- [Given task]: Will you give every entry again exactly as it stands?

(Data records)
======

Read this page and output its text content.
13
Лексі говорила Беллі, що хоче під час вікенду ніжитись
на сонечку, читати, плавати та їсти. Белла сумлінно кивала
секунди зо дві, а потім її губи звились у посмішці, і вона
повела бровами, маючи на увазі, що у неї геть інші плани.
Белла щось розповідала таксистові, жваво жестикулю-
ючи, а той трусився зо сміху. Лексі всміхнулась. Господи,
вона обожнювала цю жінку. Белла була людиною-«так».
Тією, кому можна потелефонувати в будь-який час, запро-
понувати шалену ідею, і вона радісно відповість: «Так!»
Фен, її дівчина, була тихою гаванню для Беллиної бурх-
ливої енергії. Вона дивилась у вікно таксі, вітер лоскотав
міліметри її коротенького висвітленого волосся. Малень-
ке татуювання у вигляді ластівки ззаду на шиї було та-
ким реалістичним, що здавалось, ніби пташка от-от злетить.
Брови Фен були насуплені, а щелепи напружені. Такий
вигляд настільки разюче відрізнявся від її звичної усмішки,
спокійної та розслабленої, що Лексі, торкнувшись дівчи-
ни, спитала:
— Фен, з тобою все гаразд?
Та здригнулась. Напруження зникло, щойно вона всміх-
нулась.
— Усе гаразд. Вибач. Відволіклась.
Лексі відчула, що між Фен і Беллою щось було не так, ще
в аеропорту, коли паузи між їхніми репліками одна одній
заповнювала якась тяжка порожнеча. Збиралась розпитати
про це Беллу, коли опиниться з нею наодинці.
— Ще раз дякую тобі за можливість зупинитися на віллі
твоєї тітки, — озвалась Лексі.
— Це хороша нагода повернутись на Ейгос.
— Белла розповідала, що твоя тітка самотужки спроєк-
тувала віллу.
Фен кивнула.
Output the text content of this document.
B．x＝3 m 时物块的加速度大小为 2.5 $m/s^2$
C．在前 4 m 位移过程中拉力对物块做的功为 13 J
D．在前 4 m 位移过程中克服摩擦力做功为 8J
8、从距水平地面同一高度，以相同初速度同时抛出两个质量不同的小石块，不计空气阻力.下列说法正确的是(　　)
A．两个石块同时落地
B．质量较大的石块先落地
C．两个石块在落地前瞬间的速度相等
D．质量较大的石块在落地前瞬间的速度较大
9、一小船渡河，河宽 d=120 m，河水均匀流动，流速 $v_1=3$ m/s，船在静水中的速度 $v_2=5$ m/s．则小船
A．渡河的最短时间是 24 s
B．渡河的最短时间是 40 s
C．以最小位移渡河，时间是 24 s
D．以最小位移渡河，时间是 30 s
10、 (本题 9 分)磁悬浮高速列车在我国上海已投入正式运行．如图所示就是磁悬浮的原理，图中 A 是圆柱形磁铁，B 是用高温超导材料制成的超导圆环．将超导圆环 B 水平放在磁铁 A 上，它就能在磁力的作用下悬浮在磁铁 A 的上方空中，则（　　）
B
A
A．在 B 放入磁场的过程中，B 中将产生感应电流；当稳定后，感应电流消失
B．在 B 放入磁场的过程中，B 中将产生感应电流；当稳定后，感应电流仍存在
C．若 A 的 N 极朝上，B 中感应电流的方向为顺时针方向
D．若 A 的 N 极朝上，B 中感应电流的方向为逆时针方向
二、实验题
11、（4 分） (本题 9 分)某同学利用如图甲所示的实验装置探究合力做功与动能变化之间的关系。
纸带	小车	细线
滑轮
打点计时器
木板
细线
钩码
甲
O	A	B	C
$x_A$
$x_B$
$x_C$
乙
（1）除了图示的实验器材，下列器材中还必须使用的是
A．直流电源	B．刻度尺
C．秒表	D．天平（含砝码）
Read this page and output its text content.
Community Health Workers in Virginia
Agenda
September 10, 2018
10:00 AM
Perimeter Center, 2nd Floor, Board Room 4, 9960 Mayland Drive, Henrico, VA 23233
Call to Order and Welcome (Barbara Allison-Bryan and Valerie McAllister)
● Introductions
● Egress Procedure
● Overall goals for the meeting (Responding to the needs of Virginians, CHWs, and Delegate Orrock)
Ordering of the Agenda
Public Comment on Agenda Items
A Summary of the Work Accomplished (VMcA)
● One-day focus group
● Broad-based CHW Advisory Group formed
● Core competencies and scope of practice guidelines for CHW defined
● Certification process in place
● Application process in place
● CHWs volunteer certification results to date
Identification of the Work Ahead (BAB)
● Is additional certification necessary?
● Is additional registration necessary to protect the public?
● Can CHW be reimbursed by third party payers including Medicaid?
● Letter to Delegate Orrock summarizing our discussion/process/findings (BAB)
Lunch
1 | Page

======

- [Output of the exercise]:
Read this page and output its text content.
13
Лексі говорила Беллі, що хоче під час вікенду ніжитись
на сонечку, читати, плавати та їсти. Белла сумлінно кивала
секунди зо дві, а потім її губи звились у посмішці, і вона
повела бровами, маючи на увазі, що у неї геть інші плани.
Белла щось розповідала таксистові, жваво жестикулю-
ючи, а той трусився зо сміху. Лексі всміхнулась. Господи,
вона обожнювала цю жінку. Белла була людиною-«так».
Тією, кому можна потелефонувати в будь-який час, запро-
понувати шалену ідею, і вона радісно відповість: «Так!»
Фен, її дівчина, була тихою гаванню для Беллиної бурх-
ливої енергії. Вона дивилась у вікно таксі, вітер лоскотав
міліметри її коротенького висвітленого волосся. Малень-
ке татуювання у вигляді ластівки ззаду на шиї було та-
ким реалістичним, що здавалось, ніби пташка от-от злетить.
Брови Фен були насуплені, а щелепи напружені. Такий
вигляд настільки разюче відрізнявся від її звичної усмішки,
спокійної та розслабленої, що Лексі, торкнувшись дівчи-
ни, спитала:
— Фен, з тобою все гаразд?
Та здригнулась. Напруження зникло, щойно вона всміх-
нулась.
— Усе гаразд. Вибач. Відволіклась.
Лексі відчула, що між Фен і Беллою щось було не так, ще
в аеропорту, коли паузи між їхніми репліками одна одній
заповнювала якась тяжка порожнеча. Збиралась розпитати
про це Беллу, коли опиниться з нею наодинці.
— Ще раз дякую тобі за можливість зупинитися на віллі
твоєї тітки, — озвалась Лексі.
— Це хороша нагода повернутись на Ейгос.
— Белла розповідала, що твоя тітка самотужки спроєк-
тувала віллу.
Фен кивнула.
Output the text content of this document.
B．x＝3 m 时物块的加速度大小为 2.5 $m/s^2$
C．在前 4 m 位移过程中拉力对物块做的功为 13 J
D．在前 4 m 位移过程中克服摩擦力做功为 8J
8、从距水平地面同一高度，以相同初速度同时抛出两个质量不同的小石块，不计空气阻力.下列说法正确的是(　　)
A．两个石块同时落地
B．质量较大的石块先落地
C．两个石块在落地前瞬间的速度相等
D．质量较大的石块在落地前瞬间的速度较大
9、一小船渡河，河宽 d=120 m，河水均匀流动，流速 $v_1=3$ m/s，船在静水中的速度 $v_2=5$ m/s．则小船
A．渡河的最短时间是 24 s
B．渡河的最短时间是 40 s
C．以最小位移渡河，时间是 24 s
D．以最小位移渡河，时间是 30 s
10、 (本题 9 分)磁悬浮高速列车在我国上海已投入正式运行．如图所示就是磁悬浮的原理，图中 A 是圆柱形磁铁，B 是用高温超导材料制成的超导圆环．将超导圆环 B 水平放在磁铁 A 上，它就能在磁力的作用下悬浮在磁铁 A 的上方空中，则（　　）
B
A
A．在 B 放入磁场的过程中，B 中将产生感应电流；当稳定后，感应电流消失
B．在 B 放入磁场的过程中，B 中将产生感应电流；当稳定后，感应电流仍存在
C．若 A 的 N 极朝上，B 中感应电流的方向为顺时针方向
D．若 A 的 N 极朝上，B 中感应电流的方向为逆时针方向
二、实验题
11、（4 分） (本题 9 分)某同学利用如图甲所示的实验装置探究合力做功与动能变化之间的关系。
纸带	小车	细线
滑轮
打点计时器
木板
细线
钩码
甲
O	A	B	C
$x_A$
$x_B$
$x_C$
乙
（1）除了图示的实验器材，下列器材中还必须使用的是
A．直流电源	B．刻度尺
C．秒表	D．天平（含砝码）
Read this page and output its text content.
Community Health Workers in Virginia
Agenda
September 10, 2018
10:00 AM
Perimeter Center, 2nd Floor, Board Room 4, 9960 Mayland Drive, Henrico, VA 23233
Call to Order and Welcome (Barbara Allison-Bryan and Valerie McAllister)
● Introductions
● Egress Procedure
● Overall goals for the meeting (Responding to the needs of Virginians, CHWs, and Delegate Orrock)
Ordering of the Agenda
Public Comment on Agenda Items
A Summary of the Work Accomplished (VMcA)
● One-day focus group
● Broad-based CHW Advisory Group formed
● Core competencies and scope of practice guidelines for CHW defined
● Certification process in place
● Application process in place
● CHWs volunteer certification results to date
Identification of the Work Ahead (BAB)
● Is additional certification necessary?
● Is additional registration necessary to protect the public?
● Can CHW be reimbursed by third party payers including Medicaid?
● Letter to Delegate Orrock summarizing our discussion/process/findings (BAB)
Lunch
1 | Page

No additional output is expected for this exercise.